━━ SOURCE RECORDS

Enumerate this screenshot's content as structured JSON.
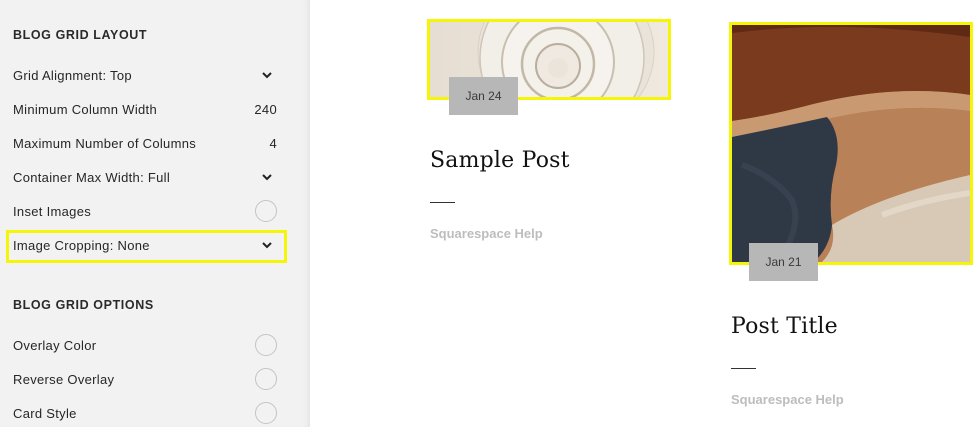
{
  "sidebar": {
    "layout_section": {
      "title": "BLOG GRID LAYOUT",
      "rows": [
        {
          "label": "Grid Alignment: Top",
          "control": "chevron-down-icon"
        },
        {
          "label": "Minimum Column Width",
          "value": "240"
        },
        {
          "label": "Maximum Number of Columns",
          "value": "4"
        },
        {
          "label": "Container Max Width: Full",
          "control": "chevron-down-icon"
        },
        {
          "label": "Inset Images",
          "control": "toggle",
          "on": false
        },
        {
          "label": "Image Cropping: None",
          "control": "chevron-down-icon",
          "highlighted": true
        }
      ]
    },
    "options_section": {
      "title": "BLOG GRID OPTIONS",
      "rows": [
        {
          "label": "Overlay Color",
          "control": "toggle",
          "on": false
        },
        {
          "label": "Reverse Overlay",
          "control": "toggle",
          "on": false
        },
        {
          "label": "Card Style",
          "control": "toggle",
          "on": false
        }
      ]
    }
  },
  "posts": [
    {
      "date": "Jan 24",
      "title": "Sample Post",
      "excerpt": "Squarespace Help",
      "image": "white-ceramic-plates",
      "highlighted": true
    },
    {
      "date": "Jan 21",
      "title": "Post Title",
      "excerpt": "Squarespace Help",
      "image": "clay-pot-closeup",
      "highlighted": true
    }
  ],
  "colors": {
    "highlight": "#f5f50a",
    "sidebar_bg": "#f2f2f2",
    "date_badge_bg": "#b7b7b7",
    "excerpt_text": "#bdbdbd"
  }
}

━━━━

(DO THIS): Across the material above, count every line holding "title" and write down only the number.

(WRITTEN REPLY): 4